## [Available data]
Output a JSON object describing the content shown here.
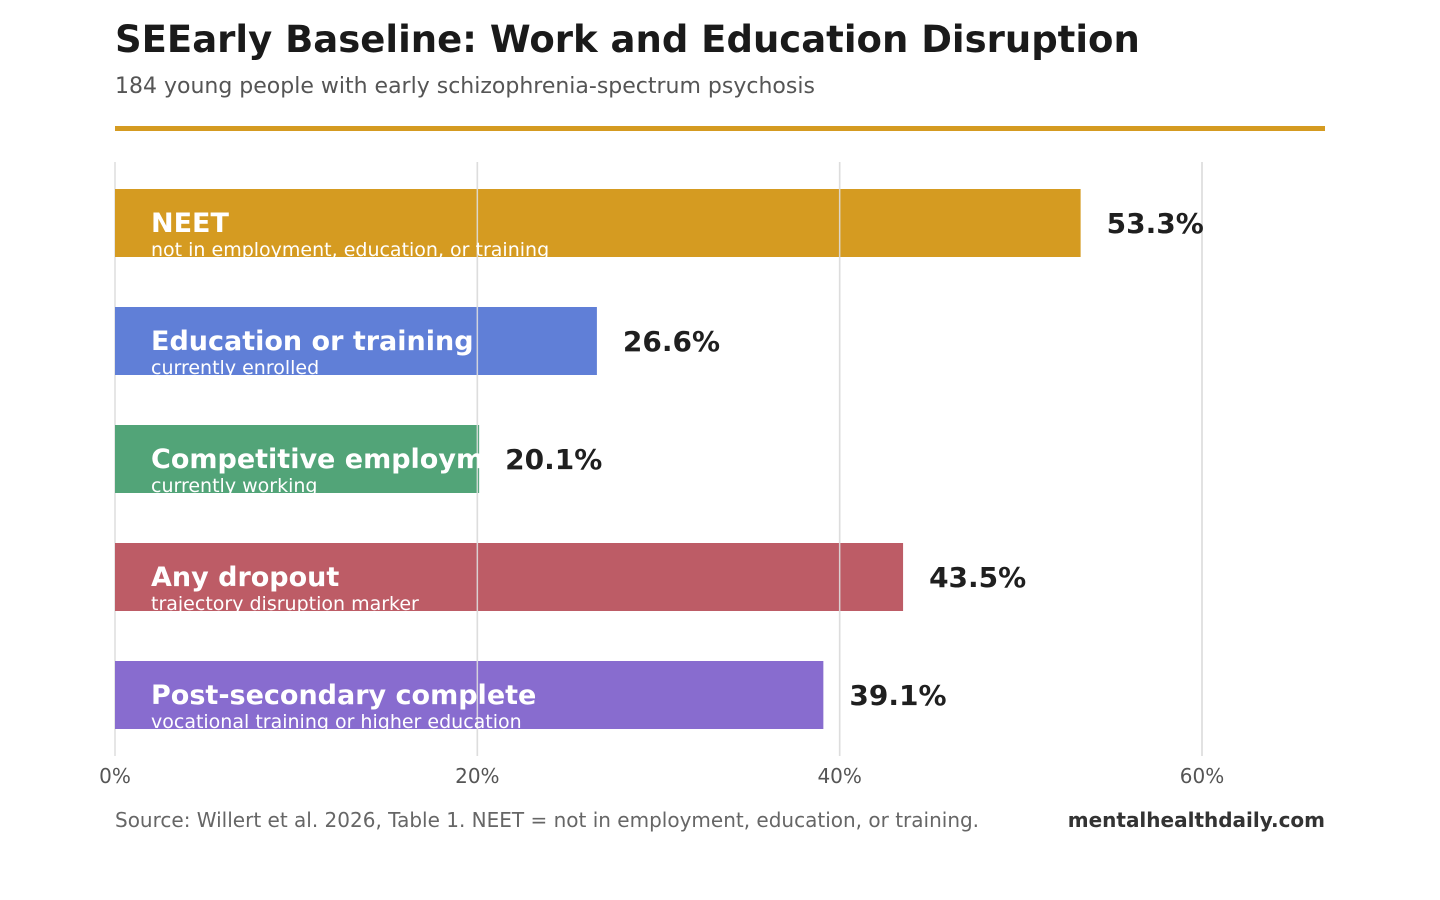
{
  "header": {
    "title": "SEEarly Baseline: Work and Education Disruption",
    "subtitle": "184 young people with early schizophrenia-spectrum psychosis"
  },
  "footer": {
    "source": "Source: Willert et al. 2026, Table 1. NEET = not in employment, education, or training.",
    "brand": "mentalhealthdaily.com"
  },
  "colors": {
    "accent": "#d59b21",
    "gridline": "#dddddd"
  },
  "chart_data": {
    "type": "bar",
    "orientation": "horizontal",
    "categories": [
      "NEET",
      "Education or training",
      "Competitive employment",
      "Any dropout",
      "Post-secondary complete"
    ],
    "sublabels": [
      "not in employment, education, or training",
      "currently enrolled",
      "currently working",
      "trajectory disruption marker",
      "vocational training or higher education"
    ],
    "values": [
      53.3,
      26.6,
      20.1,
      43.5,
      39.1
    ],
    "value_labels": [
      "53.3%",
      "26.6%",
      "20.1%",
      "43.5%",
      "39.1%"
    ],
    "colors": [
      "#d59b21",
      "#607fd7",
      "#52a478",
      "#bd5c66",
      "#886ccf"
    ],
    "xlim": [
      0,
      60
    ],
    "xticks": [
      0,
      20,
      40,
      60
    ],
    "xtick_labels": [
      "0%",
      "20%",
      "40%",
      "60%"
    ],
    "grid": true
  }
}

## [Given request]
The lines to collect are those holding the string "training"; copy them all.

## [Output of the exercise]
    "source": "Source: Willert et al. 2026, Table 1. NEET = not in employment, education, or training.",
      "Education or training",
      "not in employment, education, or training",
      "vocational training or higher education"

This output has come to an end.